RECORD EXCERPTS:

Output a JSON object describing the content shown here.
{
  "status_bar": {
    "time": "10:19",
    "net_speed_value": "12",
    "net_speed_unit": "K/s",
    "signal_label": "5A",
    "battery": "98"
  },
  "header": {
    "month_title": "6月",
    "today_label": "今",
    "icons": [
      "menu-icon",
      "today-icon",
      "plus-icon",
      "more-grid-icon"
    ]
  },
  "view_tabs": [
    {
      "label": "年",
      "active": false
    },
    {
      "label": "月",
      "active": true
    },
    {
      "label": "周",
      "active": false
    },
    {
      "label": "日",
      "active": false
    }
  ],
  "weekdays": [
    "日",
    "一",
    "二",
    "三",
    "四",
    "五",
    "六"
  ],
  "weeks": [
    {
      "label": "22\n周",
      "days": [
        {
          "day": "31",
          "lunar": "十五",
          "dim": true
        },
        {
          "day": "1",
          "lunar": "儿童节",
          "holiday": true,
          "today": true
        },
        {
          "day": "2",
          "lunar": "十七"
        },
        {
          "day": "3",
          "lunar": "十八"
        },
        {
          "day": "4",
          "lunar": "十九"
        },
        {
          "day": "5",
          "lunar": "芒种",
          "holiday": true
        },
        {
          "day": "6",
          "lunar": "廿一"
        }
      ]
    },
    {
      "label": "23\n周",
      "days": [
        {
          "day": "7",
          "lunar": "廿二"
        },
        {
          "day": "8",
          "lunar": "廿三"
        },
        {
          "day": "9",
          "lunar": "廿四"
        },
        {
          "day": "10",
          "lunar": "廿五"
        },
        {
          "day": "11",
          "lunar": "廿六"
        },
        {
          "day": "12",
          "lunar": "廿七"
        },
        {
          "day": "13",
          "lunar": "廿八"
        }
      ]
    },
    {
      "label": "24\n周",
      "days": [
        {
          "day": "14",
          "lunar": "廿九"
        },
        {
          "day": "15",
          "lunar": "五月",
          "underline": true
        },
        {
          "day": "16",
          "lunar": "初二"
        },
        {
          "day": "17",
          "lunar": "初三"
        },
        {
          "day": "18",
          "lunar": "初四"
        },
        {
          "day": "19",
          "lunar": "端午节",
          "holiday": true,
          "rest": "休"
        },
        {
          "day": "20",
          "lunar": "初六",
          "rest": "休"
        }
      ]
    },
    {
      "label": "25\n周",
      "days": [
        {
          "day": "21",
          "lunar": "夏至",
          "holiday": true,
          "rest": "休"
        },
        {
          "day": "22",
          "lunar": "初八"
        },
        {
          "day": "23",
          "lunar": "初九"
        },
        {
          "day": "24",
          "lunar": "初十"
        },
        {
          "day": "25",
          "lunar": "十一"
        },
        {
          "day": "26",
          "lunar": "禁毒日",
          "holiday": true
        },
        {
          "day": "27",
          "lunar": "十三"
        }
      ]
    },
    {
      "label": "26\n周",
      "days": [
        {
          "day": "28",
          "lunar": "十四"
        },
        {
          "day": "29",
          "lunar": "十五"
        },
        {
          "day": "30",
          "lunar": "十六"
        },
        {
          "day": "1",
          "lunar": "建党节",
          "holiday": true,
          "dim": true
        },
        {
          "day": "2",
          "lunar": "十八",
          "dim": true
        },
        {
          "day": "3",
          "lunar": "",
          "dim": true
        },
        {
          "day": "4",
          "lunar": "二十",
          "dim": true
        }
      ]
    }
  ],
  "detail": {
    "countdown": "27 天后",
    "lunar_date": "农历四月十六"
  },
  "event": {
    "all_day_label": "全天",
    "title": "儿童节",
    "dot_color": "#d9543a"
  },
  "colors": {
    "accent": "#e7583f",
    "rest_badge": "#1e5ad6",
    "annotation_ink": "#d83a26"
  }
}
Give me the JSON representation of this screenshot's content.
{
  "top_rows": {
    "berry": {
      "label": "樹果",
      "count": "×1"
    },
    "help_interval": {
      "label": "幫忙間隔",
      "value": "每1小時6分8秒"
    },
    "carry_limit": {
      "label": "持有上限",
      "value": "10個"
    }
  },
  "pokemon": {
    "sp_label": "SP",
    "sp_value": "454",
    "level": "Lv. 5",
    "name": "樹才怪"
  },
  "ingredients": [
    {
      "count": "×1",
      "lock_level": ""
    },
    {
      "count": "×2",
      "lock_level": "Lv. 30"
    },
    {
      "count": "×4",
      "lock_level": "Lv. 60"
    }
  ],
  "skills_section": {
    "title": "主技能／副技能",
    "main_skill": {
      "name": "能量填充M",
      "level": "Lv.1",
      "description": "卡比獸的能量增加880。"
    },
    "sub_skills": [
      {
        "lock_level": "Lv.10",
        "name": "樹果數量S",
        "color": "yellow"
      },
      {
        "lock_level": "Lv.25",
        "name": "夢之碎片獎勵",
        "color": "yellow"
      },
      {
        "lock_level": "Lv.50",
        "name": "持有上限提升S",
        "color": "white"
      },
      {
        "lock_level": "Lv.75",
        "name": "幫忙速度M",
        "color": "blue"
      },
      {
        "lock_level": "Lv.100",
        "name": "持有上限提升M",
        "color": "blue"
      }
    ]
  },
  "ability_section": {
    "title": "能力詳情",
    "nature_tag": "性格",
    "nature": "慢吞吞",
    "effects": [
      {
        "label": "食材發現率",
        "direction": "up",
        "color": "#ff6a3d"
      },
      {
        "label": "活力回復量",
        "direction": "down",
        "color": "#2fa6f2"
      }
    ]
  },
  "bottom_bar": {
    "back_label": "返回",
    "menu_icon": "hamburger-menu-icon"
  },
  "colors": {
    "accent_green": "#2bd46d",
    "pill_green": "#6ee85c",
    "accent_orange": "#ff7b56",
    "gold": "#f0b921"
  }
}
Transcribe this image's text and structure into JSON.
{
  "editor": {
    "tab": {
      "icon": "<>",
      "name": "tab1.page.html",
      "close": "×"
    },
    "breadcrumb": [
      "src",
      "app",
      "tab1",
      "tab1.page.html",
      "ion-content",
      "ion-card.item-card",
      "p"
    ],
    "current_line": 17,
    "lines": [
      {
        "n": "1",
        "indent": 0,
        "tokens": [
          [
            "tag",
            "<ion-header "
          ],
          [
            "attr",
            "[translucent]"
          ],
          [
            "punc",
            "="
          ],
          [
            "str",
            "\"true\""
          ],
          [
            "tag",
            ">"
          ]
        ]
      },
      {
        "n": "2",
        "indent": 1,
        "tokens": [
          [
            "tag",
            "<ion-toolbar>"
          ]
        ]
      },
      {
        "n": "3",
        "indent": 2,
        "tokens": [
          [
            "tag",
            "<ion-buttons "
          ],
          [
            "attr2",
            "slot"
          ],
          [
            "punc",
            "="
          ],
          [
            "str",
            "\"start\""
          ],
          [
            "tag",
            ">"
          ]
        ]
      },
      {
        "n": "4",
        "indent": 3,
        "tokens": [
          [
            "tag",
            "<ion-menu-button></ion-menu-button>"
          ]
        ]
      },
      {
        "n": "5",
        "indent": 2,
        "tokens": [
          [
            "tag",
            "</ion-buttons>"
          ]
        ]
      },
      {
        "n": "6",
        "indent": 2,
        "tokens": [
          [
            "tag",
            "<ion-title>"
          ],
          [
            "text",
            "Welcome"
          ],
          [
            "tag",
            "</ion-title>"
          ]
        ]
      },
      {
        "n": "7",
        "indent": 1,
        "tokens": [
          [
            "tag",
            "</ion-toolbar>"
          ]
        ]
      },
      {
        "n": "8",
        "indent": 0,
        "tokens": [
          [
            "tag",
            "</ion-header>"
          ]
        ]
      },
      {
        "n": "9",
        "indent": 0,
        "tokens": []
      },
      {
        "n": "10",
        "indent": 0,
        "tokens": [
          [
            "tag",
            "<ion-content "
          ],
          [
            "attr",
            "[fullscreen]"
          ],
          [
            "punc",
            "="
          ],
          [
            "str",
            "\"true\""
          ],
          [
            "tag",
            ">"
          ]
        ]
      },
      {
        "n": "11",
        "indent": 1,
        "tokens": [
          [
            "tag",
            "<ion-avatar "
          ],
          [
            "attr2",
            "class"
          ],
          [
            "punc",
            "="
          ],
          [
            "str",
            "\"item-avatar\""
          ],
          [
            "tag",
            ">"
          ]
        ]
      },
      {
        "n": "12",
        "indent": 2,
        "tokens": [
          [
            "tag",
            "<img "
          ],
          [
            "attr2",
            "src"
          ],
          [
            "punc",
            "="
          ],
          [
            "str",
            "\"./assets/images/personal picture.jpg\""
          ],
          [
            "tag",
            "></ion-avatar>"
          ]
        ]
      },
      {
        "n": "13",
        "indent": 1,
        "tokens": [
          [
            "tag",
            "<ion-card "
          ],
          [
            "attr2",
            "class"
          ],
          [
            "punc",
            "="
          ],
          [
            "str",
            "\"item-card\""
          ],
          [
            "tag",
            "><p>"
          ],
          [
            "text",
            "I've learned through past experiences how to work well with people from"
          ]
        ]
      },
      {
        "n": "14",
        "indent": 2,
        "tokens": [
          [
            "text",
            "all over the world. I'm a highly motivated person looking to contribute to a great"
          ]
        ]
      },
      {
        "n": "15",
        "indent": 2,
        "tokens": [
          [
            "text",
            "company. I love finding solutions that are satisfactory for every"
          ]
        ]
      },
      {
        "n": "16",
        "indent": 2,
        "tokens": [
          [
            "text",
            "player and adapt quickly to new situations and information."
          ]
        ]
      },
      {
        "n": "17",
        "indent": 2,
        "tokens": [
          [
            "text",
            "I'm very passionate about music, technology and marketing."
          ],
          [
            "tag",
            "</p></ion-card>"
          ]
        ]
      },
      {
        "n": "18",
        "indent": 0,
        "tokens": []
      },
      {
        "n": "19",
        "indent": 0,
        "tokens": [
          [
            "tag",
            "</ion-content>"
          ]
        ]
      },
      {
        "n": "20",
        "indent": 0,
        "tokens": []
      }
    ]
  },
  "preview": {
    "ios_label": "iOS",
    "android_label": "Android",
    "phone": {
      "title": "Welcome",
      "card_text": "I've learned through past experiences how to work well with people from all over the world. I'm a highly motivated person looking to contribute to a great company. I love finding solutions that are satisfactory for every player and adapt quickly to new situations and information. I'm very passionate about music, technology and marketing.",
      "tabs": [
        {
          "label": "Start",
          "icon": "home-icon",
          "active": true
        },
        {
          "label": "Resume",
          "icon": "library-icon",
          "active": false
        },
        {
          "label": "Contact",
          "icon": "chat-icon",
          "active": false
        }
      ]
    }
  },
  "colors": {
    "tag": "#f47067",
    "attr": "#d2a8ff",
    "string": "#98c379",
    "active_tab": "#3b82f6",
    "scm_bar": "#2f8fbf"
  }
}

TASK PROMPT: Copy each line of the preceding data that contains the string "player".

FINAL ANSWER:
            "player and adapt quickly to new situations and information."
      "card_text": "I've learned through past experiences how to work well with people from all over the world. I'm a highly motivated person looking to contribute to a great company. I love finding solutions that are satisfactory for every player and adapt quickly to new situations and information. I'm very passionate about music, technology and marketing.",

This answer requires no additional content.